- STATED EXERCISE: Extract the full listing below without altering a single character.

[Source data]
══════════════════════════════

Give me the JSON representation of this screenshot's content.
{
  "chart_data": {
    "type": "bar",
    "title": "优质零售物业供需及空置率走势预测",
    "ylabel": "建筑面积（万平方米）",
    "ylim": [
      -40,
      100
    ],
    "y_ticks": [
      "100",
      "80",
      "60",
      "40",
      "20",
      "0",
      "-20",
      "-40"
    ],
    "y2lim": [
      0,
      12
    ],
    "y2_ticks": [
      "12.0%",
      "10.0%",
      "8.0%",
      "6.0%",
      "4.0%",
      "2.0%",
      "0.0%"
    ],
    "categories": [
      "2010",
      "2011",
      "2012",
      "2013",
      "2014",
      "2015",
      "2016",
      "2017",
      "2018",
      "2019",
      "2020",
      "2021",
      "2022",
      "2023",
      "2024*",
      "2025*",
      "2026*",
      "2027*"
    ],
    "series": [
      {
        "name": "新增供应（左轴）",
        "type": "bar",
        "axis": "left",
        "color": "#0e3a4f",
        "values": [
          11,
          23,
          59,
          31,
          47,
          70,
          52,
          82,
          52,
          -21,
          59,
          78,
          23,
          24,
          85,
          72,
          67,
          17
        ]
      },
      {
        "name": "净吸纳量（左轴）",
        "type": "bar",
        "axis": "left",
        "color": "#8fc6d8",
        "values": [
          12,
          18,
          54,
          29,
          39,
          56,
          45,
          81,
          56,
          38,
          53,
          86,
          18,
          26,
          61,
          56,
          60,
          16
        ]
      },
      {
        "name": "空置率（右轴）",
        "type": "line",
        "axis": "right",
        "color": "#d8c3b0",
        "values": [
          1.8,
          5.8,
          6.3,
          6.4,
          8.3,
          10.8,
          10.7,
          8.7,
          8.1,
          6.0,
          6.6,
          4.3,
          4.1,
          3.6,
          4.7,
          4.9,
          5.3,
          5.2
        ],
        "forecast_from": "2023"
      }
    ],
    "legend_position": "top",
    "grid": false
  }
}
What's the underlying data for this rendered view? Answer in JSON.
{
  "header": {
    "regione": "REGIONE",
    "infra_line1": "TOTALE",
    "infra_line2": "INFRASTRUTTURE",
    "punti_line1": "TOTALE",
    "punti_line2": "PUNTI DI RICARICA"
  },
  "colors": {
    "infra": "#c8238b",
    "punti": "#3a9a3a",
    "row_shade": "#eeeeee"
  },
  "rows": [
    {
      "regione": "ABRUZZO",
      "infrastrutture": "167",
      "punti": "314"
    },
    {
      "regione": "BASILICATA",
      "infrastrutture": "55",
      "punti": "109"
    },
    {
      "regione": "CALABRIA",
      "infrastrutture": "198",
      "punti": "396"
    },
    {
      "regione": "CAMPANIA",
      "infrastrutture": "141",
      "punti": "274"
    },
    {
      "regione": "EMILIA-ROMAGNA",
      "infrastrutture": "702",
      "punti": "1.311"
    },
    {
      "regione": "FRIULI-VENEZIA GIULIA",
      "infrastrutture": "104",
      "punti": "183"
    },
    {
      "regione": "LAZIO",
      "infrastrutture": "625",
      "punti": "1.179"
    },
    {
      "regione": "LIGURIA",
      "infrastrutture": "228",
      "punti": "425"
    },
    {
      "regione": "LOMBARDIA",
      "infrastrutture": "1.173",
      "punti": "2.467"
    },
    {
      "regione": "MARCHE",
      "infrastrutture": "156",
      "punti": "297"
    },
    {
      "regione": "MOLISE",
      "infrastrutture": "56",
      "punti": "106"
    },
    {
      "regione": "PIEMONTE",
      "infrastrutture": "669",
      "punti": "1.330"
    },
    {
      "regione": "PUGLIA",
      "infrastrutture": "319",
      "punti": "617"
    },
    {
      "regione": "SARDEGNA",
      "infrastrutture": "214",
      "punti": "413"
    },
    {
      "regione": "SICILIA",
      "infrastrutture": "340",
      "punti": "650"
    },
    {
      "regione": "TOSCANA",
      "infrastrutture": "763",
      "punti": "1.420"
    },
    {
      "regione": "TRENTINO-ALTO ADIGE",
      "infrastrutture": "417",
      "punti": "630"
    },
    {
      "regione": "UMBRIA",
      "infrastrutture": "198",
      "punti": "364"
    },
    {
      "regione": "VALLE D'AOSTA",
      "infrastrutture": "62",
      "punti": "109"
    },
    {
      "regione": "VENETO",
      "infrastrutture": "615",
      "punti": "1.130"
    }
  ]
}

══════════════════════════════

- RESULT BELOW:
Give me the JSON representation of this screenshot's content.
{
  "chart_data": {
    "type": "bar",
    "title": "优质零售物业供需及空置率走势预测",
    "ylabel": "建筑面积（万平方米）",
    "ylim": [
      -40,
      100
    ],
    "y_ticks": [
      "100",
      "80",
      "60",
      "40",
      "20",
      "0",
      "-20",
      "-40"
    ],
    "y2lim": [
      0,
      12
    ],
    "y2_ticks": [
      "12.0%",
      "10.0%",
      "8.0%",
      "6.0%",
      "4.0%",
      "2.0%",
      "0.0%"
    ],
    "categories": [
      "2010",
      "2011",
      "2012",
      "2013",
      "2014",
      "2015",
      "2016",
      "2017",
      "2018",
      "2019",
      "2020",
      "2021",
      "2022",
      "2023",
      "2024*",
      "2025*",
      "2026*",
      "2027*"
    ],
    "series": [
      {
        "name": "新增供应（左轴）",
        "type": "bar",
        "axis": "left",
        "color": "#0e3a4f",
        "values": [
          11,
          23,
          59,
          31,
          47,
          70,
          52,
          82,
          52,
          -21,
          59,
          78,
          23,
          24,
          85,
          72,
          67,
          17
        ]
      },
      {
        "name": "净吸纳量（左轴）",
        "type": "bar",
        "axis": "left",
        "color": "#8fc6d8",
        "values": [
          12,
          18,
          54,
          29,
          39,
          56,
          45,
          81,
          56,
          38,
          53,
          86,
          18,
          26,
          61,
          56,
          60,
          16
        ]
      },
      {
        "name": "空置率（右轴）",
        "type": "line",
        "axis": "right",
        "color": "#d8c3b0",
        "values": [
          1.8,
          5.8,
          6.3,
          6.4,
          8.3,
          10.8,
          10.7,
          8.7,
          8.1,
          6.0,
          6.6,
          4.3,
          4.1,
          3.6,
          4.7,
          4.9,
          5.3,
          5.2
        ],
        "forecast_from": "2023"
      }
    ],
    "legend_position": "top",
    "grid": false
  }
}
What's the underlying data for this rendered view? Answer in JSON.
{
  "header": {
    "regione": "REGIONE",
    "infra_line1": "TOTALE",
    "infra_line2": "INFRASTRUTTURE",
    "punti_line1": "TOTALE",
    "punti_line2": "PUNTI DI RICARICA"
  },
  "colors": {
    "infra": "#c8238b",
    "punti": "#3a9a3a",
    "row_shade": "#eeeeee"
  },
  "rows": [
    {
      "regione": "ABRUZZO",
      "infrastrutture": "167",
      "punti": "314"
    },
    {
      "regione": "BASILICATA",
      "infrastrutture": "55",
      "punti": "109"
    },
    {
      "regione": "CALABRIA",
      "infrastrutture": "198",
      "punti": "396"
    },
    {
      "regione": "CAMPANIA",
      "infrastrutture": "141",
      "punti": "274"
    },
    {
      "regione": "EMILIA-ROMAGNA",
      "infrastrutture": "702",
      "punti": "1.311"
    },
    {
      "regione": "FRIULI-VENEZIA GIULIA",
      "infrastrutture": "104",
      "punti": "183"
    },
    {
      "regione": "LAZIO",
      "infrastrutture": "625",
      "punti": "1.179"
    },
    {
      "regione": "LIGURIA",
      "infrastrutture": "228",
      "punti": "425"
    },
    {
      "regione": "LOMBARDIA",
      "infrastrutture": "1.173",
      "punti": "2.467"
    },
    {
      "regione": "MARCHE",
      "infrastrutture": "156",
      "punti": "297"
    },
    {
      "regione": "MOLISE",
      "infrastrutture": "56",
      "punti": "106"
    },
    {
      "regione": "PIEMONTE",
      "infrastrutture": "669",
      "punti": "1.330"
    },
    {
      "regione": "PUGLIA",
      "infrastrutture": "319",
      "punti": "617"
    },
    {
      "regione": "SARDEGNA",
      "infrastrutture": "214",
      "punti": "413"
    },
    {
      "regione": "SICILIA",
      "infrastrutture": "340",
      "punti": "650"
    },
    {
      "regione": "TOSCANA",
      "infrastrutture": "763",
      "punti": "1.420"
    },
    {
      "regione": "TRENTINO-ALTO ADIGE",
      "infrastrutture": "417",
      "punti": "630"
    },
    {
      "regione": "UMBRIA",
      "infrastrutture": "198",
      "punti": "364"
    },
    {
      "regione": "VALLE D'AOSTA",
      "infrastrutture": "62",
      "punti": "109"
    },
    {
      "regione": "VENETO",
      "infrastrutture": "615",
      "punti": "1.130"
    }
  ]
}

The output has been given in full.